Data records:

........

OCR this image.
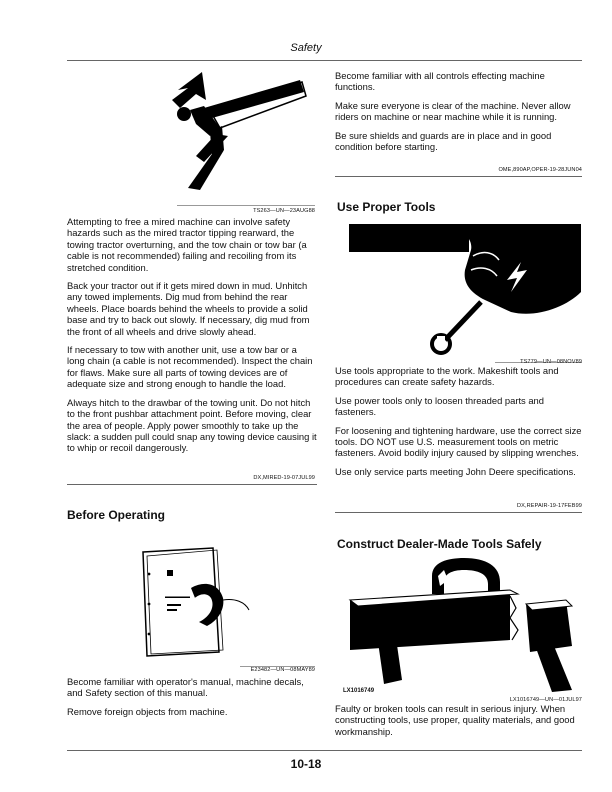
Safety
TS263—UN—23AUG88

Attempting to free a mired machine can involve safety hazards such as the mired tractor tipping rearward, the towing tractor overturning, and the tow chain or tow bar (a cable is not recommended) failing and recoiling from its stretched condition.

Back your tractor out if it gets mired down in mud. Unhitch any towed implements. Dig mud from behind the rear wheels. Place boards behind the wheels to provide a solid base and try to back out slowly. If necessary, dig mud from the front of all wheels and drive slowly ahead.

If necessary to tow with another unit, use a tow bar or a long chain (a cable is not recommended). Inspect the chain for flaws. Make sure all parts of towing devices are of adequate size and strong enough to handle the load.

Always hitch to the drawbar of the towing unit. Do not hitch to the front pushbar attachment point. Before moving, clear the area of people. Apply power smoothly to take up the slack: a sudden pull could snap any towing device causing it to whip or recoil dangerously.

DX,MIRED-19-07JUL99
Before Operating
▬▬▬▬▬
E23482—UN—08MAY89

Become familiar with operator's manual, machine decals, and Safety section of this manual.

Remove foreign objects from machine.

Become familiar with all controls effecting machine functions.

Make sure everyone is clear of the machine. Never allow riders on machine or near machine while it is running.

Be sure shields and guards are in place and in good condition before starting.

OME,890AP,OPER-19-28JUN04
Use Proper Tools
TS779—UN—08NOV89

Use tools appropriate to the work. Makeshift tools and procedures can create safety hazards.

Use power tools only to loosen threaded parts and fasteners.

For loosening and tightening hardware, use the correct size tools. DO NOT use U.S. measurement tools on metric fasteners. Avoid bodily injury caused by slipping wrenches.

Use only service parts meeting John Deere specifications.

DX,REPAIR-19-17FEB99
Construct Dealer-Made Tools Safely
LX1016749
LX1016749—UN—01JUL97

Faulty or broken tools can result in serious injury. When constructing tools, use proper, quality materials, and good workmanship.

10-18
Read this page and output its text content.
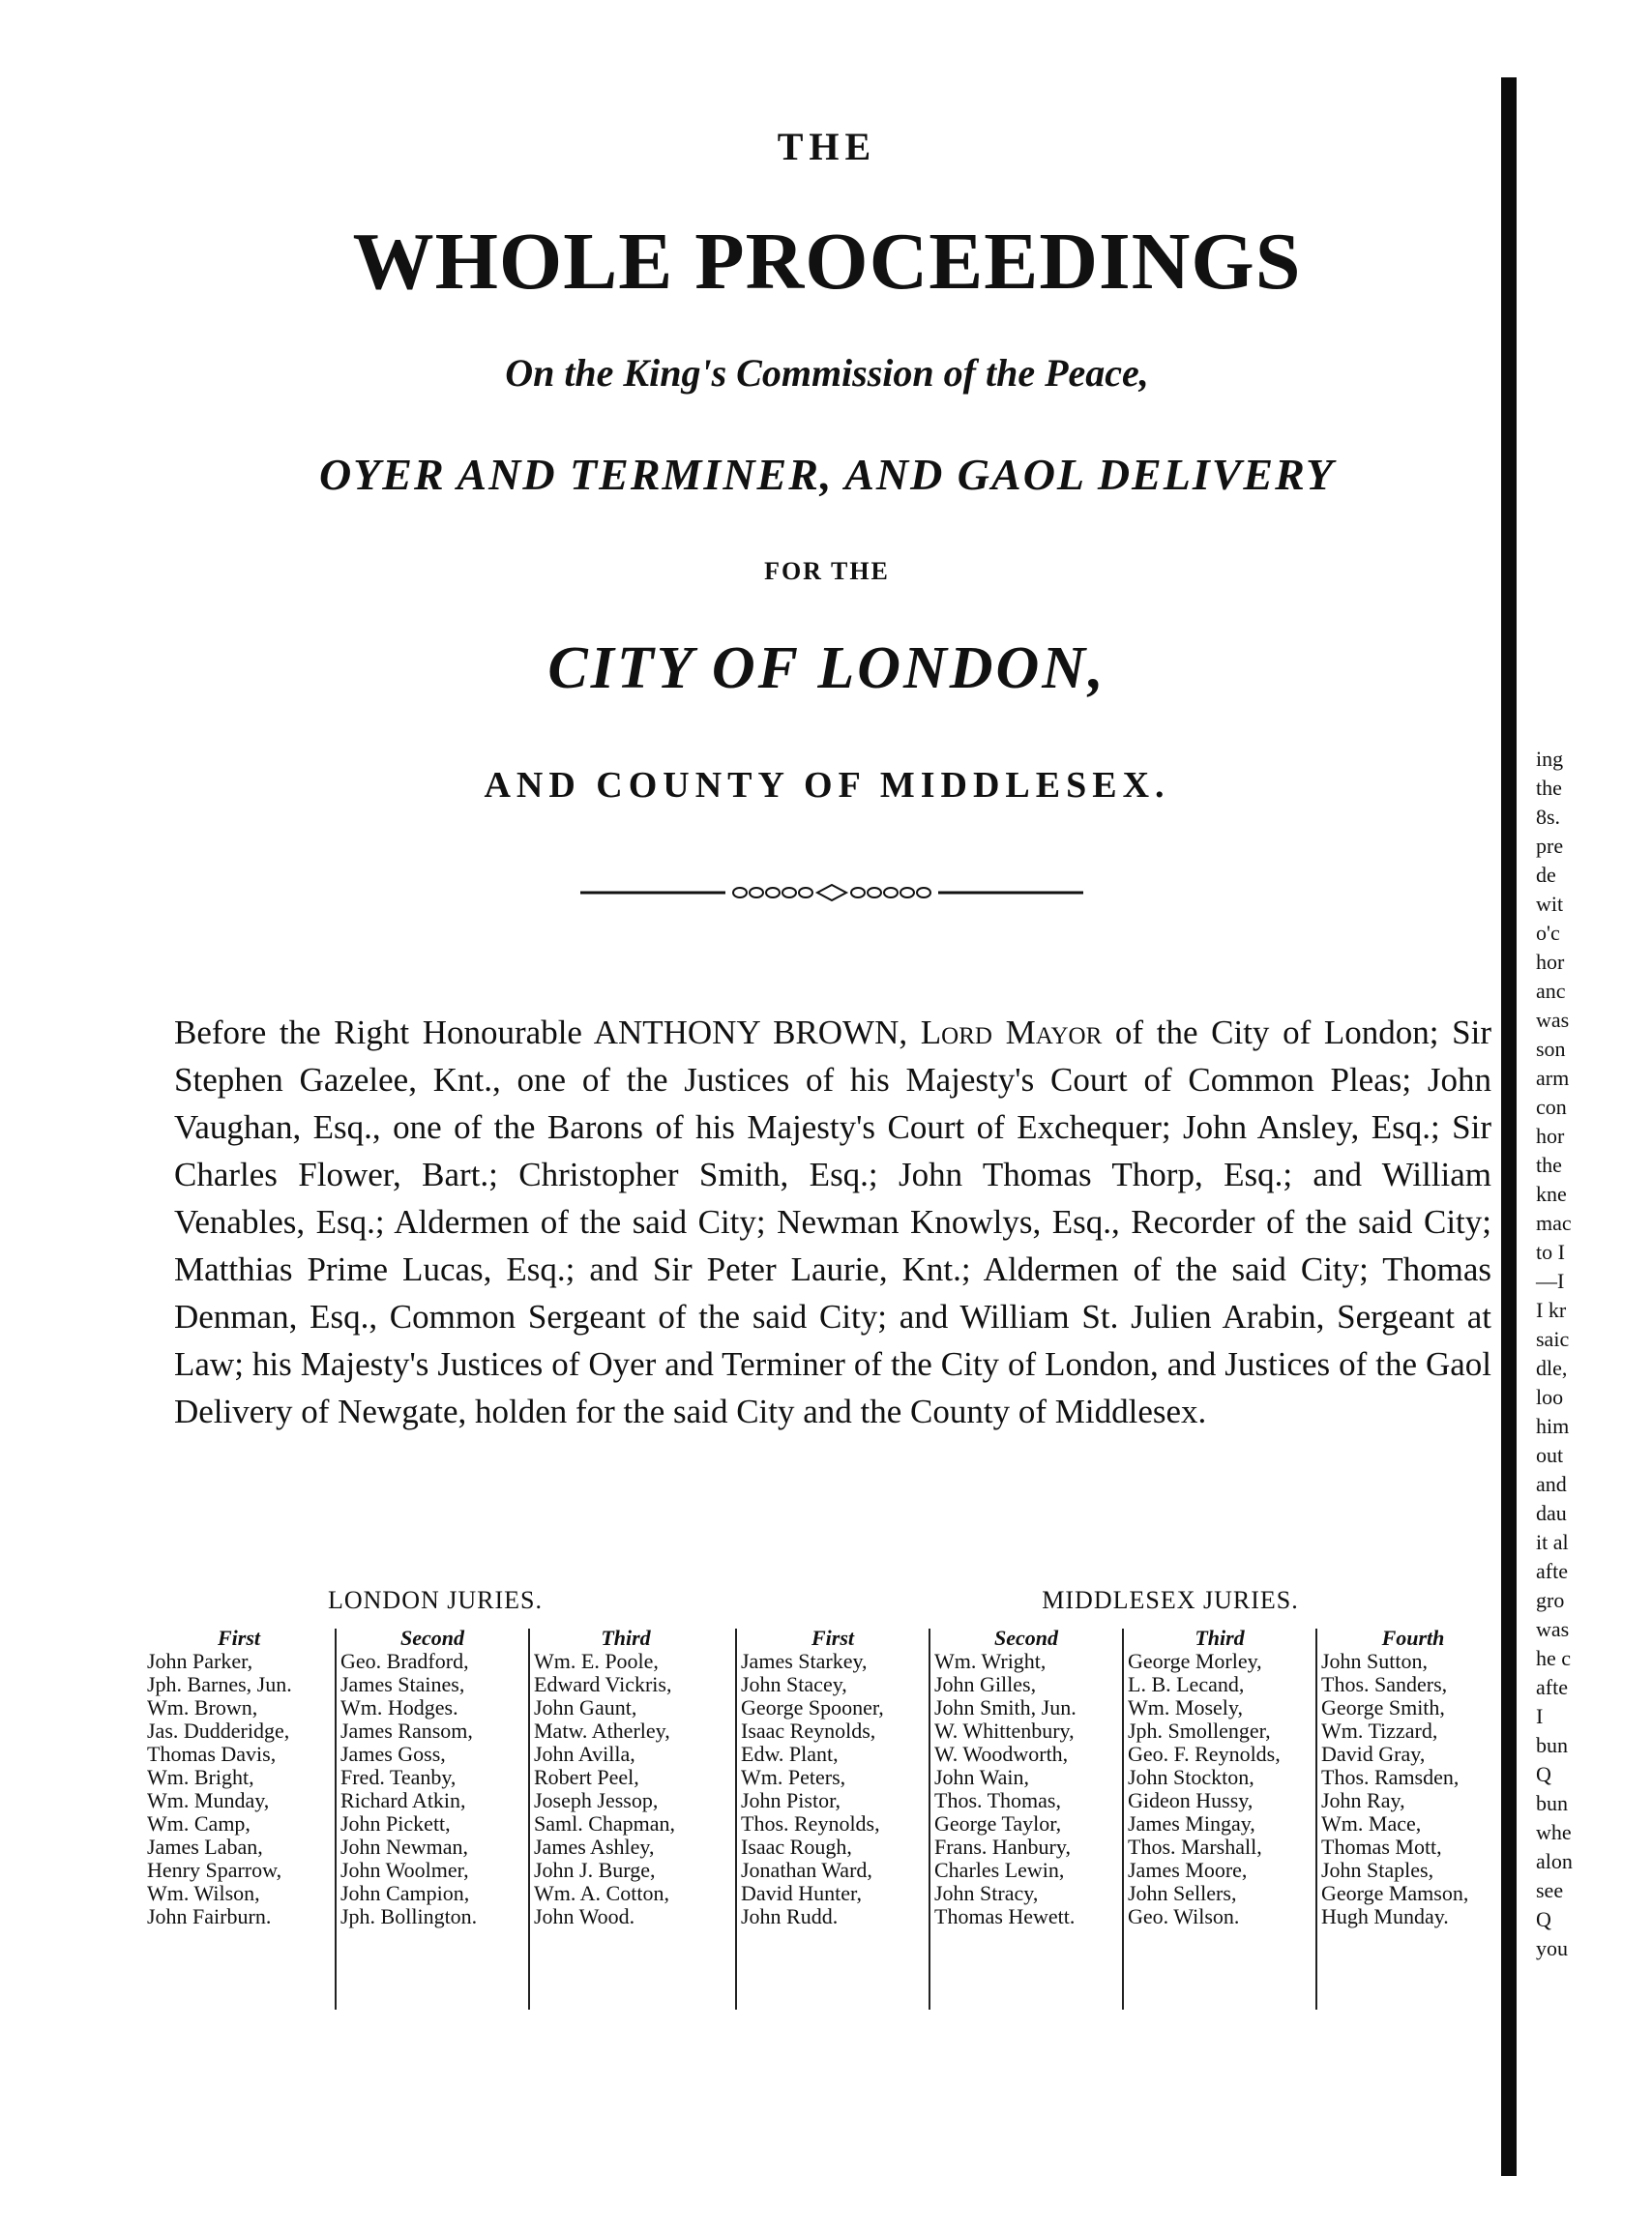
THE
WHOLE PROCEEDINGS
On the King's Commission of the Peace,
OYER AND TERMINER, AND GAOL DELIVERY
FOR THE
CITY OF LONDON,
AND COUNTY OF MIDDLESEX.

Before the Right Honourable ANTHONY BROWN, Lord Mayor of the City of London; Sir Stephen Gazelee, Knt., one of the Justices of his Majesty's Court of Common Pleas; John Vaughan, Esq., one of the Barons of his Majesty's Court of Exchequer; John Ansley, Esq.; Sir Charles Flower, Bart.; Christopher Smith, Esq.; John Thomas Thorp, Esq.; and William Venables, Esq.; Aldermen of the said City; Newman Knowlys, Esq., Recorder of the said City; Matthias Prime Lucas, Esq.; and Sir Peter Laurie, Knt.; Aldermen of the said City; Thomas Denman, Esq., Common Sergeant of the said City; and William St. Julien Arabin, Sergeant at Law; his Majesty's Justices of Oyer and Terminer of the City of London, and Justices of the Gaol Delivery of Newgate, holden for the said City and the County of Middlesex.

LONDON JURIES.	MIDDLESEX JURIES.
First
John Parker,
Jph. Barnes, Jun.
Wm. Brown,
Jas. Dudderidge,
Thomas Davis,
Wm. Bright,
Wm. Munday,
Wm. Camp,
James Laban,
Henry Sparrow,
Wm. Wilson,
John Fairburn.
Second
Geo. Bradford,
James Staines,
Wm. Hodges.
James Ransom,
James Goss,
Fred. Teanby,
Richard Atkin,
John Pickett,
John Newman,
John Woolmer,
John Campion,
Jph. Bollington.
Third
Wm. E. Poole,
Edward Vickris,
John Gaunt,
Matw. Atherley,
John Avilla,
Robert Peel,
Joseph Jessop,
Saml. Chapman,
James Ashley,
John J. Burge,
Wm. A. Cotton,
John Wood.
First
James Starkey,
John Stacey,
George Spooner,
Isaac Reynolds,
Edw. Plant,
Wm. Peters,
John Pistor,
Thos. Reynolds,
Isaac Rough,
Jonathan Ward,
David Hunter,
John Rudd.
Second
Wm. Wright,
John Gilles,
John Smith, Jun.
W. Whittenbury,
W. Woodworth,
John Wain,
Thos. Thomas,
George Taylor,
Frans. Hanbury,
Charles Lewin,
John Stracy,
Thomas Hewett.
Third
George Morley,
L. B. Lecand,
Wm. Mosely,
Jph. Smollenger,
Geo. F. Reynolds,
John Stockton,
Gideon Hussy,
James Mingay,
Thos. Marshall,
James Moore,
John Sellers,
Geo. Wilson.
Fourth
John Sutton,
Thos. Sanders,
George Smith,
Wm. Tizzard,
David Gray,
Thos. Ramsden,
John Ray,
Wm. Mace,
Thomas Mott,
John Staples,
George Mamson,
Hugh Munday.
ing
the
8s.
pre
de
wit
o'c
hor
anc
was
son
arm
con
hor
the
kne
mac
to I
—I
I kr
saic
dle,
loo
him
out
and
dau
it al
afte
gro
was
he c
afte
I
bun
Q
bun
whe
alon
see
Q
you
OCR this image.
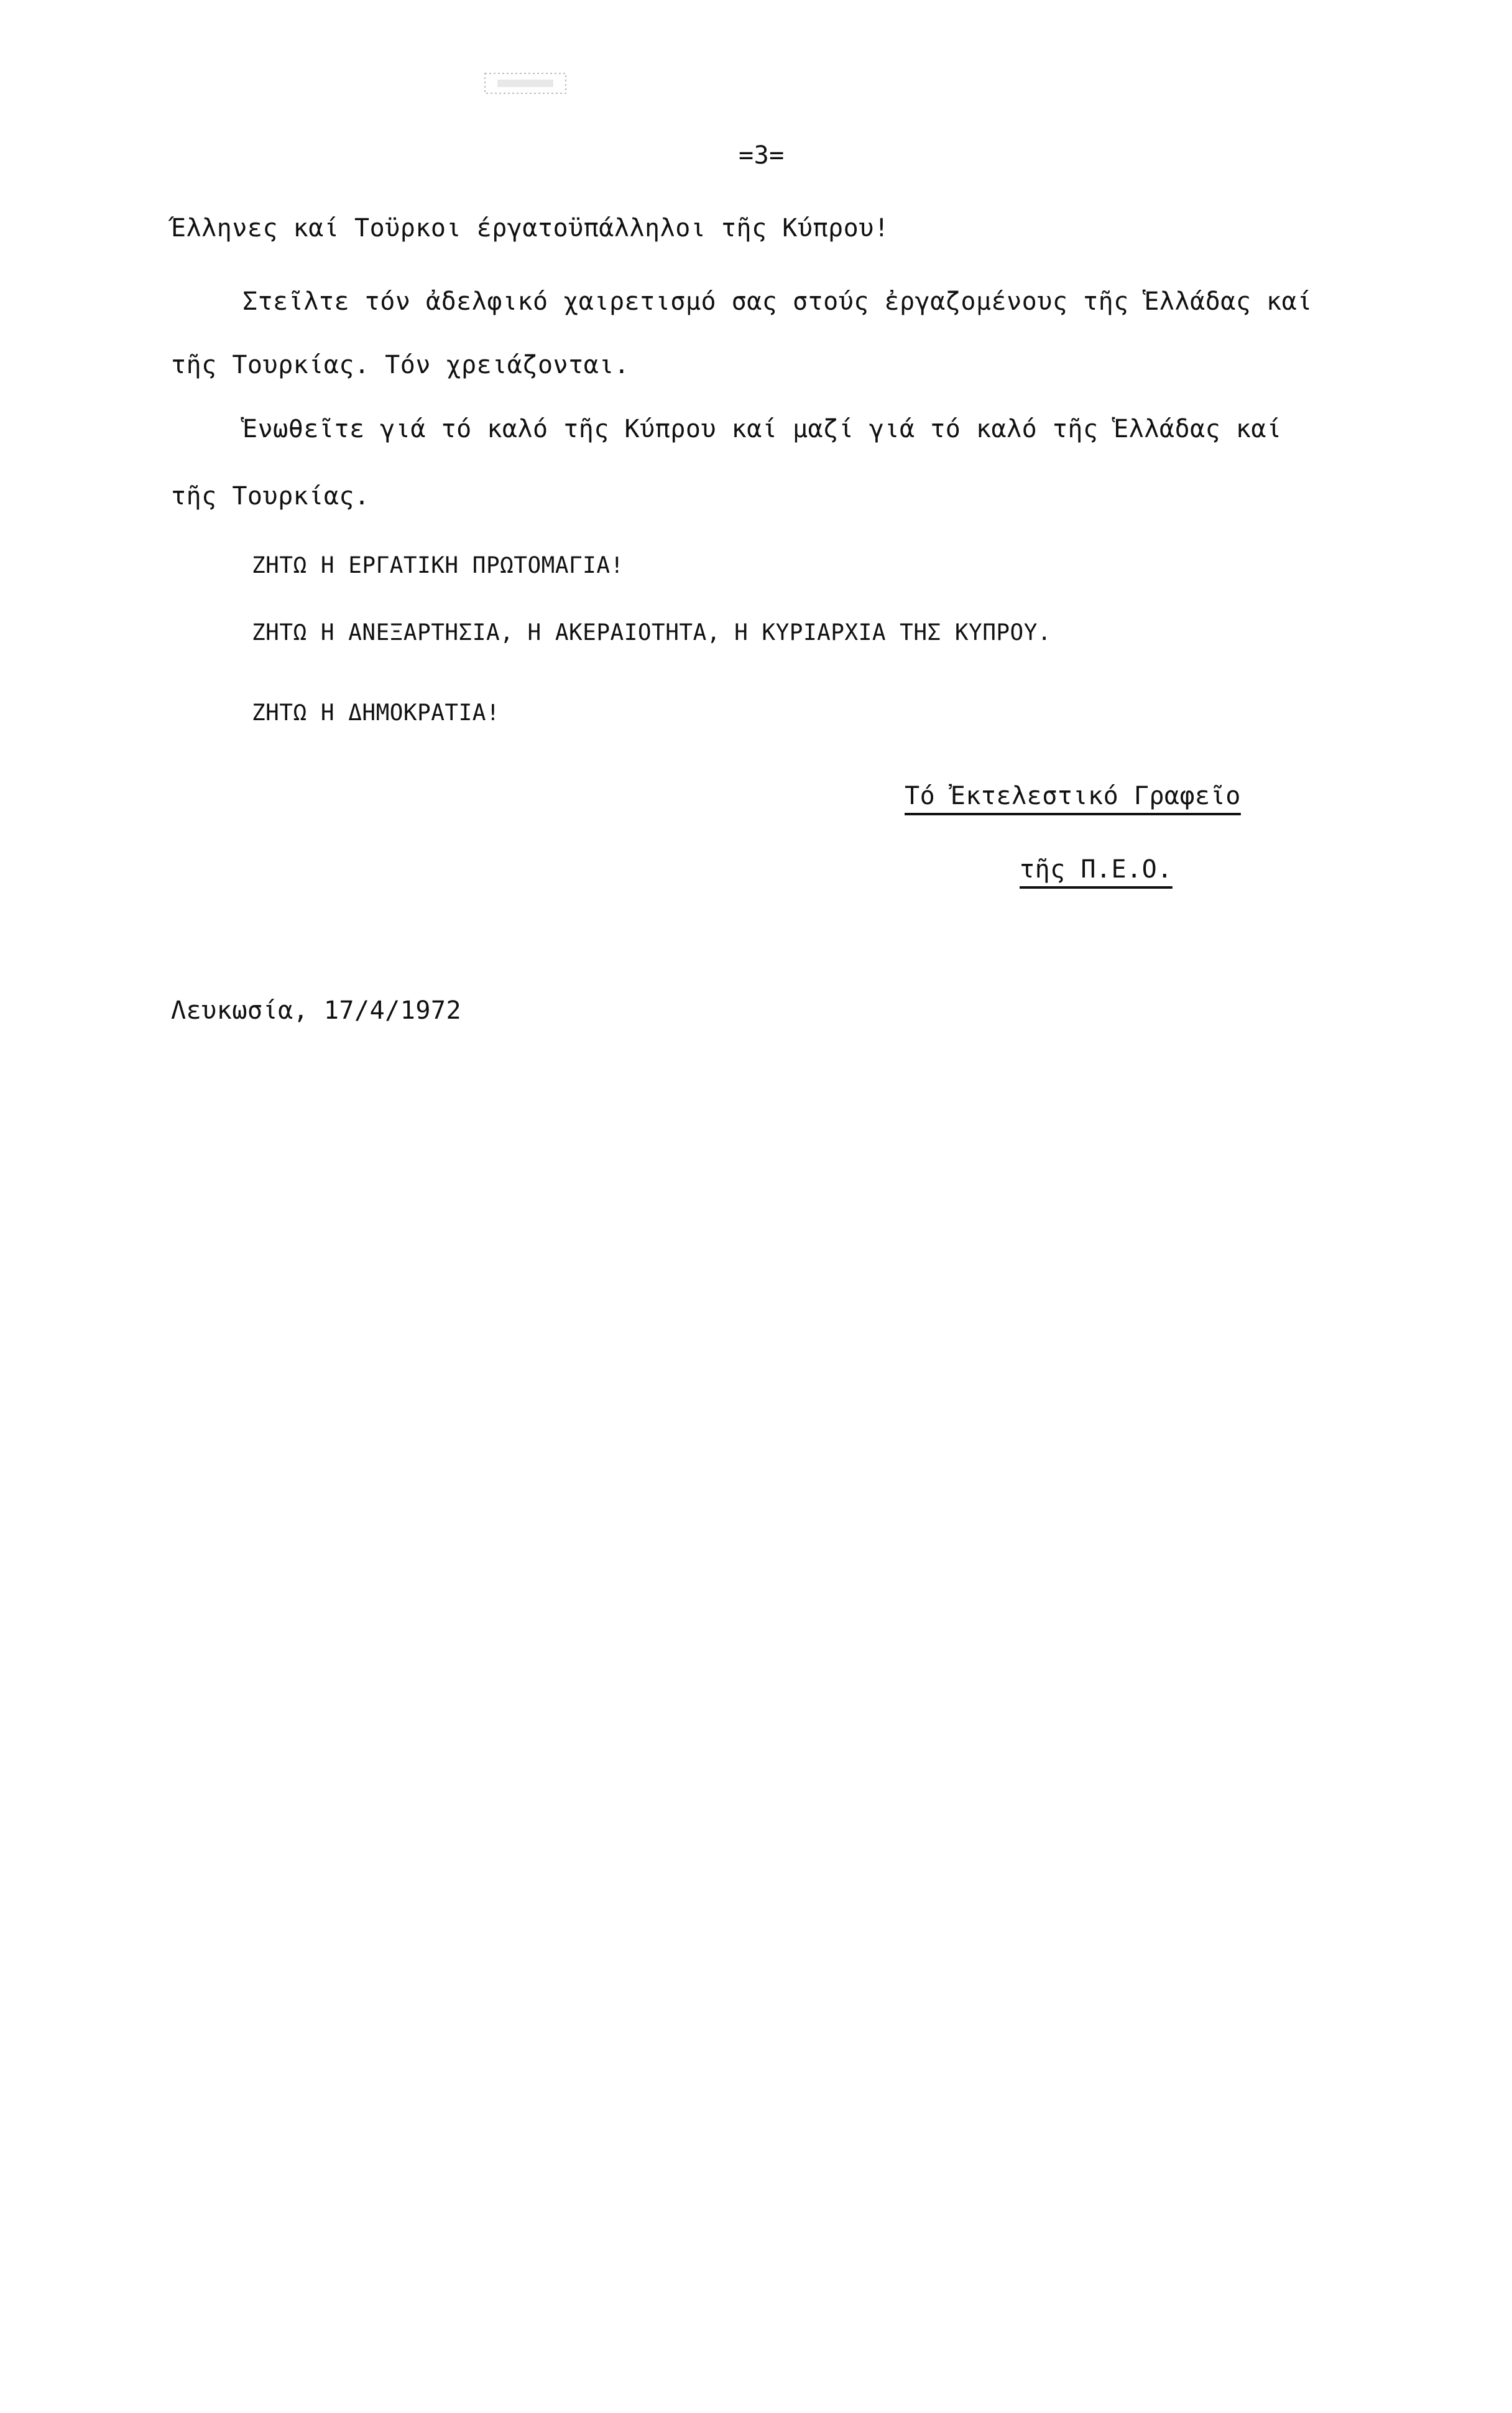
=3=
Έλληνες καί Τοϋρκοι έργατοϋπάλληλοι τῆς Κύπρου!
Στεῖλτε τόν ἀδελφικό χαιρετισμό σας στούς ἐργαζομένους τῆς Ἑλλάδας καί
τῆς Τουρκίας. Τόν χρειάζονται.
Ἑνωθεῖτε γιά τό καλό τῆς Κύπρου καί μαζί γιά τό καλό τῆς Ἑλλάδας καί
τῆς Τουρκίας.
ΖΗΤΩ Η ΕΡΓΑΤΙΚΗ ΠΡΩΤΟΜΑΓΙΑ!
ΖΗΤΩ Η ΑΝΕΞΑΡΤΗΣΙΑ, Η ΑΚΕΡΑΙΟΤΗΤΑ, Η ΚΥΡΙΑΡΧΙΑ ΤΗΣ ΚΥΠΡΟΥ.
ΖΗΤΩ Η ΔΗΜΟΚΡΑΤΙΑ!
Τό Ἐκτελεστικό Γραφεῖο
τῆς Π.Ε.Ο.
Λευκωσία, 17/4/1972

........

What is required. Pull out all lines of the data with the string "only".

Completed task.
Use power tools only to loosen threaded parts and fasteners.
Use only service parts meeting John Deere specifications.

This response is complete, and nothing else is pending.